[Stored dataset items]
######
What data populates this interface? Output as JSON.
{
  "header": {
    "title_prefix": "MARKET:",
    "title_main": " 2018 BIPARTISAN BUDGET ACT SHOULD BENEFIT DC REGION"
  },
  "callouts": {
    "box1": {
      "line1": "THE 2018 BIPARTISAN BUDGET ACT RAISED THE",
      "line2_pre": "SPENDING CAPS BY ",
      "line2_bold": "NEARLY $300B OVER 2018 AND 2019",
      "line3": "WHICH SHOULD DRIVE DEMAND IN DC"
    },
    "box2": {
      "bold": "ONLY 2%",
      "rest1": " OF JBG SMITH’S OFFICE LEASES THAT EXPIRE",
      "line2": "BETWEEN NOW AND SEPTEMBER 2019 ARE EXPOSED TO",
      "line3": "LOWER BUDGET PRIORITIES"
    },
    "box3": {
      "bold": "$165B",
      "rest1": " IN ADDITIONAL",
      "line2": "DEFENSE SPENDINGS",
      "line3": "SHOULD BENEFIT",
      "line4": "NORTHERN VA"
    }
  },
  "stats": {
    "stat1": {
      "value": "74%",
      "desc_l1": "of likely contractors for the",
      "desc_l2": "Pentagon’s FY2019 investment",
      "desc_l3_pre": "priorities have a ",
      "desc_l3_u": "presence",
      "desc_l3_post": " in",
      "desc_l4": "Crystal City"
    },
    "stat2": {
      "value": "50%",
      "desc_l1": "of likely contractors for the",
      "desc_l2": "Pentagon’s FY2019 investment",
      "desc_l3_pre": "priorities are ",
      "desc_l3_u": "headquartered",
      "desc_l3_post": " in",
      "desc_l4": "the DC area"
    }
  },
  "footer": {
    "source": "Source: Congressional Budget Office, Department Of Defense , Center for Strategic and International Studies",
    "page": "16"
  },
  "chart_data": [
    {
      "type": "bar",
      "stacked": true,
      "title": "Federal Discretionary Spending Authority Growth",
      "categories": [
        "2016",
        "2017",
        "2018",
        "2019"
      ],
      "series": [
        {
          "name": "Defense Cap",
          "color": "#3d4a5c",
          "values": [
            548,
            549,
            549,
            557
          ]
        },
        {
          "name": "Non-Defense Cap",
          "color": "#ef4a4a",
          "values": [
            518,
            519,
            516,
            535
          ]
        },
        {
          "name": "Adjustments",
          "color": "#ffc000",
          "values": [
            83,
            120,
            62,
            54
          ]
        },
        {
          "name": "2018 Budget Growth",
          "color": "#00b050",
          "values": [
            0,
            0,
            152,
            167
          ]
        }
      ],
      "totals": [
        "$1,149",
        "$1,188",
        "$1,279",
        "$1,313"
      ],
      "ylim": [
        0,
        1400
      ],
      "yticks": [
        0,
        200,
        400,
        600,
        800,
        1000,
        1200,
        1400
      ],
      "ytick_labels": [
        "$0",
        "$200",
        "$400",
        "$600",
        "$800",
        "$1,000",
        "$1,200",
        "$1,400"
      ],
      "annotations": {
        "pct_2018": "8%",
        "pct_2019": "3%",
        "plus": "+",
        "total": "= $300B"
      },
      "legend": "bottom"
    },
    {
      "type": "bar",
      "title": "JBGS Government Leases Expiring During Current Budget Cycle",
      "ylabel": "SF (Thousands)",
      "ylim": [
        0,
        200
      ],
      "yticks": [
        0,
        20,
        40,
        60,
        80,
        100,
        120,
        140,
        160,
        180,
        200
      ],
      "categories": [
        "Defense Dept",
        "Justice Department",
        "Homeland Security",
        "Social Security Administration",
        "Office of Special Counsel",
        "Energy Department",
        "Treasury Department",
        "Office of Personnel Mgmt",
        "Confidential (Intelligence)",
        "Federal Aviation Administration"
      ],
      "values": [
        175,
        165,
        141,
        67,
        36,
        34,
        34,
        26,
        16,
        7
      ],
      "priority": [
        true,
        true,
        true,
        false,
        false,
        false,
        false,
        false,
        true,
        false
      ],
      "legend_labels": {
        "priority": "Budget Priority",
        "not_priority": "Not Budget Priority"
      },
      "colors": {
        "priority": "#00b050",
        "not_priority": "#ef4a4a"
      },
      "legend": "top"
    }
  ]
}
######
- WHAT TO DO -
Every line above needs to be retyped exactly.

- SOLUTION TO THE EXERCISE -
What data populates this interface? Output as JSON.
{
  "header": {
    "title_prefix": "MARKET:",
    "title_main": " 2018 BIPARTISAN BUDGET ACT SHOULD BENEFIT DC REGION"
  },
  "callouts": {
    "box1": {
      "line1": "THE 2018 BIPARTISAN BUDGET ACT RAISED THE",
      "line2_pre": "SPENDING CAPS BY ",
      "line2_bold": "NEARLY $300B OVER 2018 AND 2019",
      "line3": "WHICH SHOULD DRIVE DEMAND IN DC"
    },
    "box2": {
      "bold": "ONLY 2%",
      "rest1": " OF JBG SMITH’S OFFICE LEASES THAT EXPIRE",
      "line2": "BETWEEN NOW AND SEPTEMBER 2019 ARE EXPOSED TO",
      "line3": "LOWER BUDGET PRIORITIES"
    },
    "box3": {
      "bold": "$165B",
      "rest1": " IN ADDITIONAL",
      "line2": "DEFENSE SPENDINGS",
      "line3": "SHOULD BENEFIT",
      "line4": "NORTHERN VA"
    }
  },
  "stats": {
    "stat1": {
      "value": "74%",
      "desc_l1": "of likely contractors for the",
      "desc_l2": "Pentagon’s FY2019 investment",
      "desc_l3_pre": "priorities have a ",
      "desc_l3_u": "presence",
      "desc_l3_post": " in",
      "desc_l4": "Crystal City"
    },
    "stat2": {
      "value": "50%",
      "desc_l1": "of likely contractors for the",
      "desc_l2": "Pentagon’s FY2019 investment",
      "desc_l3_pre": "priorities are ",
      "desc_l3_u": "headquartered",
      "desc_l3_post": " in",
      "desc_l4": "the DC area"
    }
  },
  "footer": {
    "source": "Source: Congressional Budget Office, Department Of Defense , Center for Strategic and International Studies",
    "page": "16"
  },
  "chart_data": [
    {
      "type": "bar",
      "stacked": true,
      "title": "Federal Discretionary Spending Authority Growth",
      "categories": [
        "2016",
        "2017",
        "2018",
        "2019"
      ],
      "series": [
        {
          "name": "Defense Cap",
          "color": "#3d4a5c",
          "values": [
            548,
            549,
            549,
            557
          ]
        },
        {
          "name": "Non-Defense Cap",
          "color": "#ef4a4a",
          "values": [
            518,
            519,
            516,
            535
          ]
        },
        {
          "name": "Adjustments",
          "color": "#ffc000",
          "values": [
            83,
            120,
            62,
            54
          ]
        },
        {
          "name": "2018 Budget Growth",
          "color": "#00b050",
          "values": [
            0,
            0,
            152,
            167
          ]
        }
      ],
      "totals": [
        "$1,149",
        "$1,188",
        "$1,279",
        "$1,313"
      ],
      "ylim": [
        0,
        1400
      ],
      "yticks": [
        0,
        200,
        400,
        600,
        800,
        1000,
        1200,
        1400
      ],
      "ytick_labels": [
        "$0",
        "$200",
        "$400",
        "$600",
        "$800",
        "$1,000",
        "$1,200",
        "$1,400"
      ],
      "annotations": {
        "pct_2018": "8%",
        "pct_2019": "3%",
        "plus": "+",
        "total": "= $300B"
      },
      "legend": "bottom"
    },
    {
      "type": "bar",
      "title": "JBGS Government Leases Expiring During Current Budget Cycle",
      "ylabel": "SF (Thousands)",
      "ylim": [
        0,
        200
      ],
      "yticks": [
        0,
        20,
        40,
        60,
        80,
        100,
        120,
        140,
        160,
        180,
        200
      ],
      "categories": [
        "Defense Dept",
        "Justice Department",
        "Homeland Security",
        "Social Security Administration",
        "Office of Special Counsel",
        "Energy Department",
        "Treasury Department",
        "Office of Personnel Mgmt",
        "Confidential (Intelligence)",
        "Federal Aviation Administration"
      ],
      "values": [
        175,
        165,
        141,
        67,
        36,
        34,
        34,
        26,
        16,
        7
      ],
      "priority": [
        true,
        true,
        true,
        false,
        false,
        false,
        false,
        false,
        true,
        false
      ],
      "legend_labels": {
        "priority": "Budget Priority",
        "not_priority": "Not Budget Priority"
      },
      "colors": {
        "priority": "#00b050",
        "not_priority": "#ef4a4a"
      },
      "legend": "top"
    }
  ]
}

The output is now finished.